• [Given entries]
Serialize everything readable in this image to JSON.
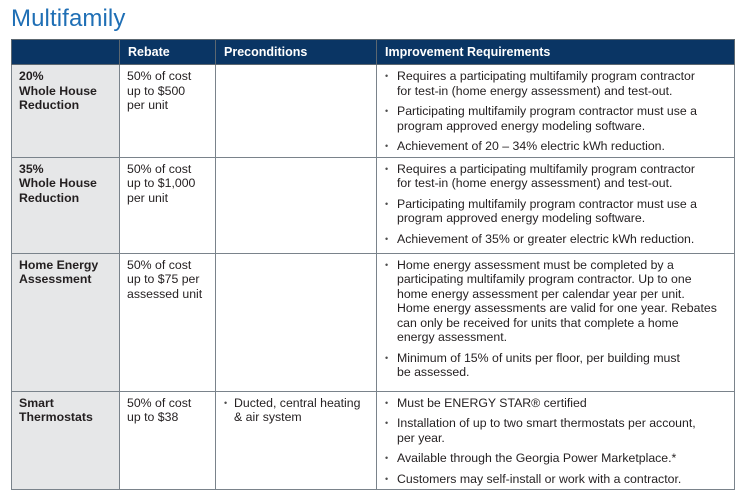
{
  "page": {
    "title": "Multifamily"
  },
  "table": {
    "headers": [
      "",
      "Rebate",
      "Preconditions",
      "Improvement Requirements"
    ],
    "rows": [
      {
        "category": "20%\nWhole House\nReduction",
        "rebate": "50% of cost\nup to $500\nper unit",
        "preconditions": [],
        "requirements": [
          "Requires a participating multifamily program contractor\nfor test-in (home energy assessment) and test-out.",
          "Participating multifamily program contractor must use a\nprogram approved energy modeling software.",
          "Achievement of 20 – 34% electric kWh reduction."
        ]
      },
      {
        "category": "35%\nWhole House\nReduction",
        "rebate": "50% of cost\nup to $1,000\nper unit",
        "preconditions": [],
        "requirements": [
          "Requires a participating multifamily program contractor\nfor test-in (home energy assessment) and test-out.",
          "Participating multifamily program contractor must use a\nprogram approved energy modeling software.",
          "Achievement of 35% or greater electric kWh reduction."
        ]
      },
      {
        "category": "Home Energy\nAssessment",
        "rebate": "50% of cost\nup to $75 per\nassessed unit",
        "preconditions": [],
        "requirements": [
          "Home energy assessment must be completed by a\nparticipating multifamily program contractor. Up to one\nhome energy assessment per calendar year per unit.\nHome energy assessments are valid for one year. Rebates\ncan only be received for units that complete a home\nenergy assessment.",
          "Minimum of 15% of units per floor, per building must\nbe assessed."
        ]
      },
      {
        "category": "Smart\nThermostats",
        "rebate": "50% of cost\nup to $38",
        "preconditions": [
          "Ducted, central heating\n& air system"
        ],
        "requirements": [
          "Must be ENERGY STAR® certified",
          "Installation of up to two smart thermostats per account,\nper year.",
          "Available through the Georgia Power Marketplace.*",
          "Customers may self-install or work with a contractor."
        ]
      }
    ]
  }
}
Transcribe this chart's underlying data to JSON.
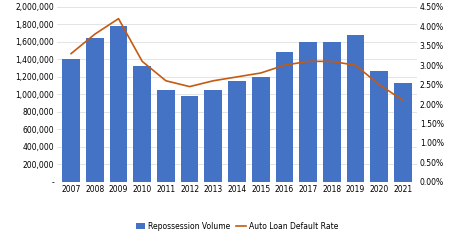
{
  "years": [
    2007,
    2008,
    2009,
    2010,
    2011,
    2012,
    2013,
    2014,
    2015,
    2016,
    2017,
    2018,
    2019,
    2020,
    2021
  ],
  "repossession_volume": [
    1400000,
    1650000,
    1780000,
    1330000,
    1050000,
    980000,
    1050000,
    1150000,
    1200000,
    1480000,
    1600000,
    1600000,
    1680000,
    1270000,
    1130000
  ],
  "auto_loan_default_rate": [
    0.033,
    0.038,
    0.042,
    0.031,
    0.026,
    0.0245,
    0.026,
    0.027,
    0.028,
    0.03,
    0.031,
    0.031,
    0.03,
    0.025,
    0.021
  ],
  "bar_color": "#4472C4",
  "line_color": "#C55A11",
  "ylim_left": [
    0,
    2000000
  ],
  "ylim_right": [
    0,
    0.045
  ],
  "yticks_left": [
    0,
    200000,
    400000,
    600000,
    800000,
    1000000,
    1200000,
    1400000,
    1600000,
    1800000,
    2000000
  ],
  "yticks_right": [
    0.0,
    0.005,
    0.01,
    0.015,
    0.02,
    0.025,
    0.03,
    0.035,
    0.04,
    0.045
  ],
  "legend_labels": [
    "Repossession Volume",
    "Auto Loan Default Rate"
  ],
  "background_color": "#FFFFFF",
  "grid_color": "#D9D9D9"
}
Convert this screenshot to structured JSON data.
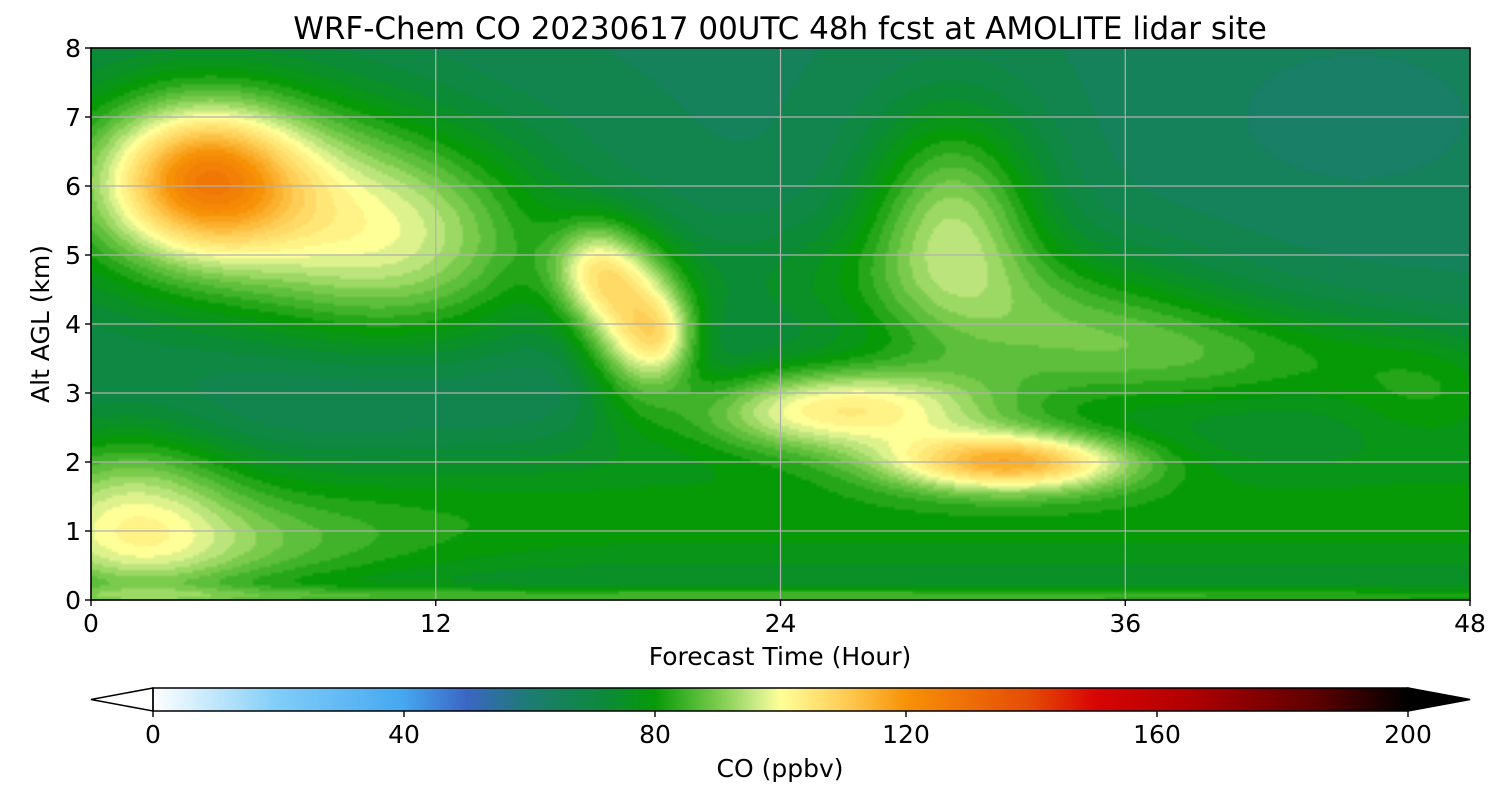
{
  "chart_data": {
    "type": "heatmap",
    "title": "WRF-Chem CO  20230617 00UTC 48h fcst at AMOLITE lidar site",
    "xlabel": "Forecast Time (Hour)",
    "ylabel": "Alt AGL (km)",
    "xlim": [
      0,
      48
    ],
    "ylim": [
      0,
      8
    ],
    "xticks": [
      "0",
      "12",
      "24",
      "36",
      "48"
    ],
    "yticks": [
      "0",
      "1",
      "2",
      "3",
      "4",
      "5",
      "6",
      "7",
      "8"
    ],
    "grid": true,
    "colorbar": {
      "label": "CO  (ppbv)",
      "range": [
        0,
        200
      ],
      "ticks": [
        "0",
        "40",
        "80",
        "120",
        "160",
        "200"
      ],
      "extend": "both",
      "colors": [
        {
          "v": 0,
          "c": "#ffffff"
        },
        {
          "v": 20,
          "c": "#7fcdf8"
        },
        {
          "v": 40,
          "c": "#45a7f0"
        },
        {
          "v": 50,
          "c": "#3b66c4"
        },
        {
          "v": 60,
          "c": "#1c7c72"
        },
        {
          "v": 72,
          "c": "#0c8a3a"
        },
        {
          "v": 80,
          "c": "#079a07"
        },
        {
          "v": 90,
          "c": "#7acb4c"
        },
        {
          "v": 96,
          "c": "#c8ea86"
        },
        {
          "v": 100,
          "c": "#ffff98"
        },
        {
          "v": 110,
          "c": "#ffce56"
        },
        {
          "v": 120,
          "c": "#f79206"
        },
        {
          "v": 140,
          "c": "#e54a05"
        },
        {
          "v": 150,
          "c": "#d90505"
        },
        {
          "v": 165,
          "c": "#b10000"
        },
        {
          "v": 185,
          "c": "#5e0000"
        },
        {
          "v": 200,
          "c": "#000000"
        }
      ]
    },
    "background_level": 66,
    "features": [
      {
        "t": 4,
        "z": 6.0,
        "st": 4.5,
        "sz": 1.2,
        "a": 28
      },
      {
        "t": 4,
        "z": 6.1,
        "st": 2.2,
        "sz": 0.7,
        "a": 30
      },
      {
        "t": 11,
        "z": 5.2,
        "st": 3.8,
        "sz": 1.1,
        "a": 25
      },
      {
        "t": 19,
        "z": 4.0,
        "st": 1.3,
        "sz": 0.75,
        "a": 32
      },
      {
        "t": 20,
        "z": 3.8,
        "st": 0.8,
        "sz": 0.4,
        "a": 12
      },
      {
        "t": 17.5,
        "z": 4.8,
        "st": 1.1,
        "sz": 0.5,
        "a": 22
      },
      {
        "t": 26,
        "z": 2.8,
        "st": 4.0,
        "sz": 0.45,
        "a": 38
      },
      {
        "t": 32,
        "z": 2.0,
        "st": 3.0,
        "sz": 0.3,
        "a": 38
      },
      {
        "t": 30,
        "z": 5.6,
        "st": 2.2,
        "sz": 1.1,
        "a": 24
      },
      {
        "t": 34,
        "z": 4.0,
        "st": 4.0,
        "sz": 0.8,
        "a": 15
      },
      {
        "t": 40,
        "z": 3.5,
        "st": 5.0,
        "sz": 0.6,
        "a": 14
      },
      {
        "t": 47,
        "z": 3.0,
        "st": 2.5,
        "sz": 0.6,
        "a": 10
      },
      {
        "t": 26,
        "z": 4.6,
        "st": 5.0,
        "sz": 0.7,
        "a": 8
      },
      {
        "t": 1.5,
        "z": 1.3,
        "st": 2.5,
        "sz": 1.0,
        "a": 16
      },
      {
        "t": 4,
        "z": 0.7,
        "st": 5.0,
        "sz": 0.5,
        "a": 10
      },
      {
        "t": 24,
        "z": 0.05,
        "st": 28.0,
        "sz": 0.1,
        "a": 14
      },
      {
        "t": 24,
        "z": 3.0,
        "st": 6.0,
        "sz": 0.4,
        "a": -5
      },
      {
        "t": 8,
        "z": 2.8,
        "st": 6.0,
        "sz": 0.6,
        "a": -4
      },
      {
        "t": 44,
        "z": 7.0,
        "st": 5.0,
        "sz": 1.2,
        "a": -3
      }
    ]
  }
}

• [What is expected]
Scan the records for the string "nWhole". Copy each line in which it appears.

• [Answer in full]
        "category": "20%\nWhole House\nReduction",
        "category": "35%\nWhole House\nReduction",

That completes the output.